### Requirements
Go through the listing and set it down exactly, leaving out its pictures.

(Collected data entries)
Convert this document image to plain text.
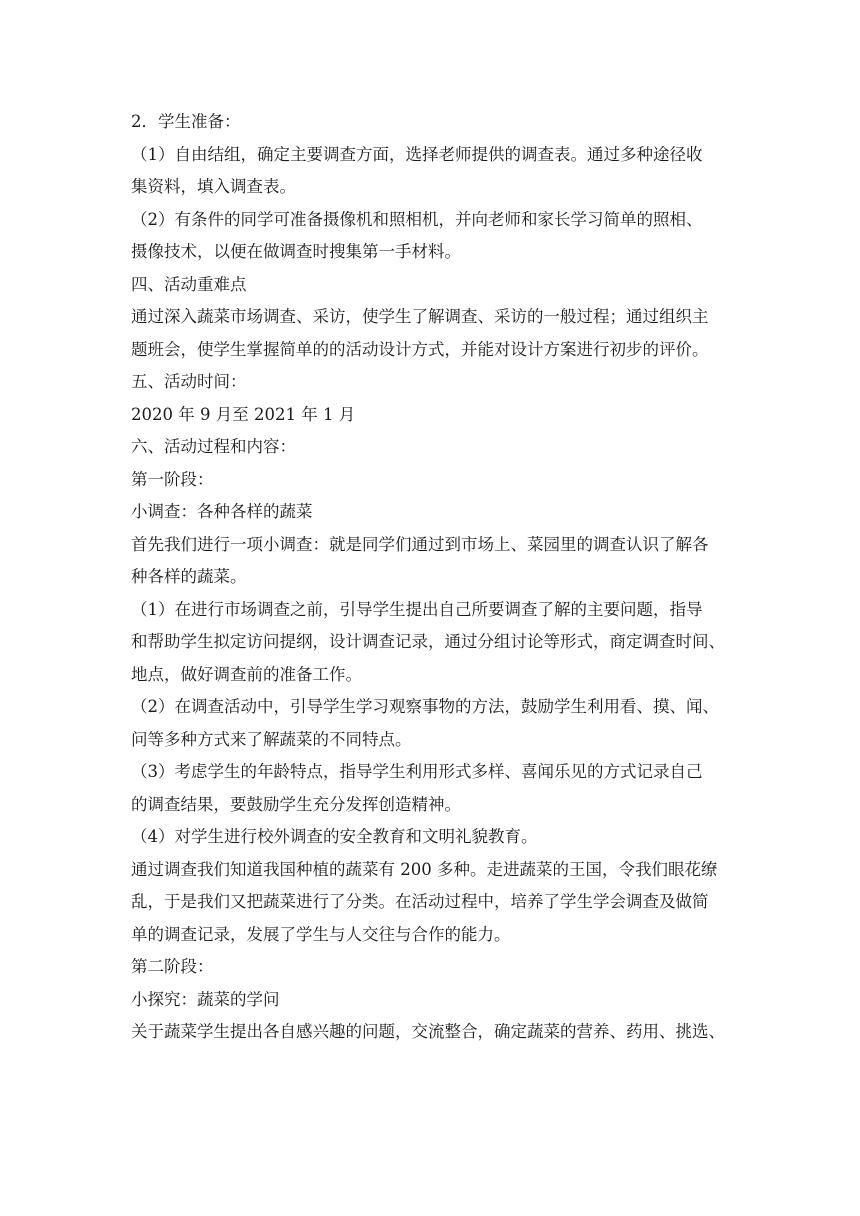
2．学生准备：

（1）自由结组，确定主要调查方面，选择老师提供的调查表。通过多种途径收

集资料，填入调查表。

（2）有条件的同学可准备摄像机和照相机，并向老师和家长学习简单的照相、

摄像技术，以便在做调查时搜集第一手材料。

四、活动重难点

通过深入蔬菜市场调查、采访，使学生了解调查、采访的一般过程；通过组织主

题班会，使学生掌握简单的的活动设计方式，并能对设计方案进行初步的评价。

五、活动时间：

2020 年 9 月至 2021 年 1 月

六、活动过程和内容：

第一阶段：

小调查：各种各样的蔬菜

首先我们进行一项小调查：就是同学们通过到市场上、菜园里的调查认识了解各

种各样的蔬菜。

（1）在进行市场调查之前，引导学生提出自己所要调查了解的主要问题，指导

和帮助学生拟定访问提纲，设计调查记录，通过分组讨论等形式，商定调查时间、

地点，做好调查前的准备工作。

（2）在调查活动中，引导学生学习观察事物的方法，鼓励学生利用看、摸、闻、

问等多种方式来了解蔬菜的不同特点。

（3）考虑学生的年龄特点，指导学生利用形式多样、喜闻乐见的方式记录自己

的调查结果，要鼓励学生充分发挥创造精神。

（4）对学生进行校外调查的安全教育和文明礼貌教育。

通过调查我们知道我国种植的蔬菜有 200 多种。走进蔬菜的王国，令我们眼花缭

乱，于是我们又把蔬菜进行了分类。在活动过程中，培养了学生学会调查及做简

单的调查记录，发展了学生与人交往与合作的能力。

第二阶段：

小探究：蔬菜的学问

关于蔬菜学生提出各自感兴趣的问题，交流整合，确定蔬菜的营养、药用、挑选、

### Result of this task
Convert this document image to plain text.
2．学生准备：

（1）自由结组，确定主要调查方面，选择老师提供的调查表。通过多种途径收

集资料，填入调查表。

（2）有条件的同学可准备摄像机和照相机，并向老师和家长学习简单的照相、

摄像技术，以便在做调查时搜集第一手材料。

四、活动重难点

通过深入蔬菜市场调查、采访，使学生了解调查、采访的一般过程；通过组织主

题班会，使学生掌握简单的的活动设计方式，并能对设计方案进行初步的评价。

五、活动时间：

2020 年 9 月至 2021 年 1 月

六、活动过程和内容：

第一阶段：

小调查：各种各样的蔬菜

首先我们进行一项小调查：就是同学们通过到市场上、菜园里的调查认识了解各

种各样的蔬菜。

（1）在进行市场调查之前，引导学生提出自己所要调查了解的主要问题，指导

和帮助学生拟定访问提纲，设计调查记录，通过分组讨论等形式，商定调查时间、

地点，做好调查前的准备工作。

（2）在调查活动中，引导学生学习观察事物的方法，鼓励学生利用看、摸、闻、

问等多种方式来了解蔬菜的不同特点。

（3）考虑学生的年龄特点，指导学生利用形式多样、喜闻乐见的方式记录自己

的调查结果，要鼓励学生充分发挥创造精神。

（4）对学生进行校外调查的安全教育和文明礼貌教育。

通过调查我们知道我国种植的蔬菜有 200 多种。走进蔬菜的王国，令我们眼花缭

乱，于是我们又把蔬菜进行了分类。在活动过程中，培养了学生学会调查及做简

单的调查记录，发展了学生与人交往与合作的能力。

第二阶段：

小探究：蔬菜的学问

关于蔬菜学生提出各自感兴趣的问题，交流整合，确定蔬菜的营养、药用、挑选、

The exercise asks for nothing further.